──────── Information supplied ────────

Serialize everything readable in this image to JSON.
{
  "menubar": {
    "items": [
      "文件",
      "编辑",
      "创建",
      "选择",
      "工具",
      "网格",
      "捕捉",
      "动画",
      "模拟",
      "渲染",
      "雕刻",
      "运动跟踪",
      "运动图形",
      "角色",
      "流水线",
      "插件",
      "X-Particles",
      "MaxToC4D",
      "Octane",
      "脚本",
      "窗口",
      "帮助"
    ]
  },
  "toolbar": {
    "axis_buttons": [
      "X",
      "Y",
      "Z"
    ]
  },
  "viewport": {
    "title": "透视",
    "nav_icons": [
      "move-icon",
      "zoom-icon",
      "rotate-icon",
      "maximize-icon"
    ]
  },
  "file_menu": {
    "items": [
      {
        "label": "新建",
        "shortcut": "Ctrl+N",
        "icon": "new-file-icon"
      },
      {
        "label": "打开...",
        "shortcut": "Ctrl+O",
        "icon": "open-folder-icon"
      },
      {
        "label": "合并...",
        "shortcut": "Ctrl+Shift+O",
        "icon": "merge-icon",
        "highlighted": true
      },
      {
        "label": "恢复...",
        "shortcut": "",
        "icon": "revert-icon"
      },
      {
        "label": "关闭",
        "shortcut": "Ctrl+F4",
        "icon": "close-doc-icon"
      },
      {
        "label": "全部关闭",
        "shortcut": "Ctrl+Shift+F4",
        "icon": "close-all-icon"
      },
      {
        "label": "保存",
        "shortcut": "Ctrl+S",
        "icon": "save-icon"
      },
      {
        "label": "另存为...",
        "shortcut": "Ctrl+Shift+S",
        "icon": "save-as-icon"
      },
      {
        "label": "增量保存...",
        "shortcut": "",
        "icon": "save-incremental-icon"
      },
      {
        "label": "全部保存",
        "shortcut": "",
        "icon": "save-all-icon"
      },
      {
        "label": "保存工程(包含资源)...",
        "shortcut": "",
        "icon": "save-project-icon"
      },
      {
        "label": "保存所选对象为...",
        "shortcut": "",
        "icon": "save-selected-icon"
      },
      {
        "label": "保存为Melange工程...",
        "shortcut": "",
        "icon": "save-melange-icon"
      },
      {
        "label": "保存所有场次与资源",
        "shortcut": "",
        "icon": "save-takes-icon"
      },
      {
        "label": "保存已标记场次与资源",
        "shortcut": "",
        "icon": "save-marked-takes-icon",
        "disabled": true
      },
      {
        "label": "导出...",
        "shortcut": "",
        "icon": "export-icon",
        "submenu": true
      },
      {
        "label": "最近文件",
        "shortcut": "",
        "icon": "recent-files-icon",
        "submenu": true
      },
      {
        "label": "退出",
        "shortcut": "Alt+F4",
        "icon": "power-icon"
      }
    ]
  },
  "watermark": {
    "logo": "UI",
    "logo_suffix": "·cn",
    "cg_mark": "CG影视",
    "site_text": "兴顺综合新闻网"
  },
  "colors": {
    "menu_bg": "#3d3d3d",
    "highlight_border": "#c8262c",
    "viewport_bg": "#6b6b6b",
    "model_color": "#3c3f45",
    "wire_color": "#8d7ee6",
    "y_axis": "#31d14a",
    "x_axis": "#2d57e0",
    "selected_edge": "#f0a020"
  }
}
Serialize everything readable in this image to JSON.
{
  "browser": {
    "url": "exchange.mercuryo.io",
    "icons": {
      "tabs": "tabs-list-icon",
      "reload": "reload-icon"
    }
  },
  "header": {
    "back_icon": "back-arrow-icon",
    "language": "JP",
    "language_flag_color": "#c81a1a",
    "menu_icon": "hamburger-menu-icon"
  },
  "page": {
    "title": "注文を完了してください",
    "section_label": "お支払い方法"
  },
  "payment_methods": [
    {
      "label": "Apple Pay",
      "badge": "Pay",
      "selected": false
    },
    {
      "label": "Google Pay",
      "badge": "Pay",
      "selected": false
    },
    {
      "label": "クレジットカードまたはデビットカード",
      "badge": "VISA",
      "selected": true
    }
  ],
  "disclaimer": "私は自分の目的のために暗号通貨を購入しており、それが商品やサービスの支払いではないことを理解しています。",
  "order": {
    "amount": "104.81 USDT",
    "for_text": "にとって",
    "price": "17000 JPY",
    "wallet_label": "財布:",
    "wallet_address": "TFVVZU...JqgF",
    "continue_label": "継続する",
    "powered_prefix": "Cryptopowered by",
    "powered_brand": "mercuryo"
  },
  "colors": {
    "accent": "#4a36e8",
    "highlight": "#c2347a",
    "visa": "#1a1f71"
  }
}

────────

- **Your goal**:
From the data above, copy out every line with the string "true" in it.

- **Answer in full**:
        "highlighted": true
        "disabled": true
        "submenu": true
        "submenu": true
      "selected": true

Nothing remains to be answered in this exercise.